(Figure record listings)
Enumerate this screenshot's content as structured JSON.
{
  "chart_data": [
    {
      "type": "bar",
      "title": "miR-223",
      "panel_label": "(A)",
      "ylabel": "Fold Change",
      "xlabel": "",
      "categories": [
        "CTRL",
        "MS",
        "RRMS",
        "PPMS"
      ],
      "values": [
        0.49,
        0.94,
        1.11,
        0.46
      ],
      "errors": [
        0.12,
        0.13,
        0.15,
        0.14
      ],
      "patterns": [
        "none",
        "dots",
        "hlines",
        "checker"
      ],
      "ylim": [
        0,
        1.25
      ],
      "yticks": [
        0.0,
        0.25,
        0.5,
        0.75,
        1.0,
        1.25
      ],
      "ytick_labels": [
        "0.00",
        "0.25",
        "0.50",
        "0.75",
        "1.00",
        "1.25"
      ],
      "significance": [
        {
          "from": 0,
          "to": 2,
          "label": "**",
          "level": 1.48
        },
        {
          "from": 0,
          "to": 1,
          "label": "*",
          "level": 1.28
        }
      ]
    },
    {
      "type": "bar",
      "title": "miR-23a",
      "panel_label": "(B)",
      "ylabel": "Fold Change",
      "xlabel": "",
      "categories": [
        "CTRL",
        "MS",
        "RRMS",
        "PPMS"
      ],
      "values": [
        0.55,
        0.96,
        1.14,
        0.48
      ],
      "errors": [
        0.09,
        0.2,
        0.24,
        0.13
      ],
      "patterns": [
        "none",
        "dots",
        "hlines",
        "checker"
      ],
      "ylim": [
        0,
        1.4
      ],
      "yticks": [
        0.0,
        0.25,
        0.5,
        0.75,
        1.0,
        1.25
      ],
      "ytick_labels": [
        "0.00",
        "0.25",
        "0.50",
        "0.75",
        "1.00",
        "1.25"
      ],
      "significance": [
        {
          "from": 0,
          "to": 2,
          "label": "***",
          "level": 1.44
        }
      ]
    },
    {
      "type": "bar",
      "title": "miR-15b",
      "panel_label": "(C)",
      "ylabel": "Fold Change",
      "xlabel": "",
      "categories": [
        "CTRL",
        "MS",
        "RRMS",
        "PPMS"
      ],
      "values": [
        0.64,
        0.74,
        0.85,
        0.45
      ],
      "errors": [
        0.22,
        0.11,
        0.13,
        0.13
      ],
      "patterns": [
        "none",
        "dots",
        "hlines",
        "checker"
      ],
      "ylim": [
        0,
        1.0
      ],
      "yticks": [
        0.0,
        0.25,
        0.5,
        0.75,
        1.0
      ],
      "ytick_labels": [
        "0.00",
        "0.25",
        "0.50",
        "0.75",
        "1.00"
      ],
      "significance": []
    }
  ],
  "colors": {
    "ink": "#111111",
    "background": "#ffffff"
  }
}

Exercise details: Exactly as written, please output every entry.

Exercise result:
Enumerate this screenshot's content as structured JSON.
{
  "chart_data": [
    {
      "type": "bar",
      "title": "miR-223",
      "panel_label": "(A)",
      "ylabel": "Fold Change",
      "xlabel": "",
      "categories": [
        "CTRL",
        "MS",
        "RRMS",
        "PPMS"
      ],
      "values": [
        0.49,
        0.94,
        1.11,
        0.46
      ],
      "errors": [
        0.12,
        0.13,
        0.15,
        0.14
      ],
      "patterns": [
        "none",
        "dots",
        "hlines",
        "checker"
      ],
      "ylim": [
        0,
        1.25
      ],
      "yticks": [
        0.0,
        0.25,
        0.5,
        0.75,
        1.0,
        1.25
      ],
      "ytick_labels": [
        "0.00",
        "0.25",
        "0.50",
        "0.75",
        "1.00",
        "1.25"
      ],
      "significance": [
        {
          "from": 0,
          "to": 2,
          "label": "**",
          "level": 1.48
        },
        {
          "from": 0,
          "to": 1,
          "label": "*",
          "level": 1.28
        }
      ]
    },
    {
      "type": "bar",
      "title": "miR-23a",
      "panel_label": "(B)",
      "ylabel": "Fold Change",
      "xlabel": "",
      "categories": [
        "CTRL",
        "MS",
        "RRMS",
        "PPMS"
      ],
      "values": [
        0.55,
        0.96,
        1.14,
        0.48
      ],
      "errors": [
        0.09,
        0.2,
        0.24,
        0.13
      ],
      "patterns": [
        "none",
        "dots",
        "hlines",
        "checker"
      ],
      "ylim": [
        0,
        1.4
      ],
      "yticks": [
        0.0,
        0.25,
        0.5,
        0.75,
        1.0,
        1.25
      ],
      "ytick_labels": [
        "0.00",
        "0.25",
        "0.50",
        "0.75",
        "1.00",
        "1.25"
      ],
      "significance": [
        {
          "from": 0,
          "to": 2,
          "label": "***",
          "level": 1.44
        }
      ]
    },
    {
      "type": "bar",
      "title": "miR-15b",
      "panel_label": "(C)",
      "ylabel": "Fold Change",
      "xlabel": "",
      "categories": [
        "CTRL",
        "MS",
        "RRMS",
        "PPMS"
      ],
      "values": [
        0.64,
        0.74,
        0.85,
        0.45
      ],
      "errors": [
        0.22,
        0.11,
        0.13,
        0.13
      ],
      "patterns": [
        "none",
        "dots",
        "hlines",
        "checker"
      ],
      "ylim": [
        0,
        1.0
      ],
      "yticks": [
        0.0,
        0.25,
        0.5,
        0.75,
        1.0
      ],
      "ytick_labels": [
        "0.00",
        "0.25",
        "0.50",
        "0.75",
        "1.00"
      ],
      "significance": []
    }
  ],
  "colors": {
    "ink": "#111111",
    "background": "#ffffff"
  }
}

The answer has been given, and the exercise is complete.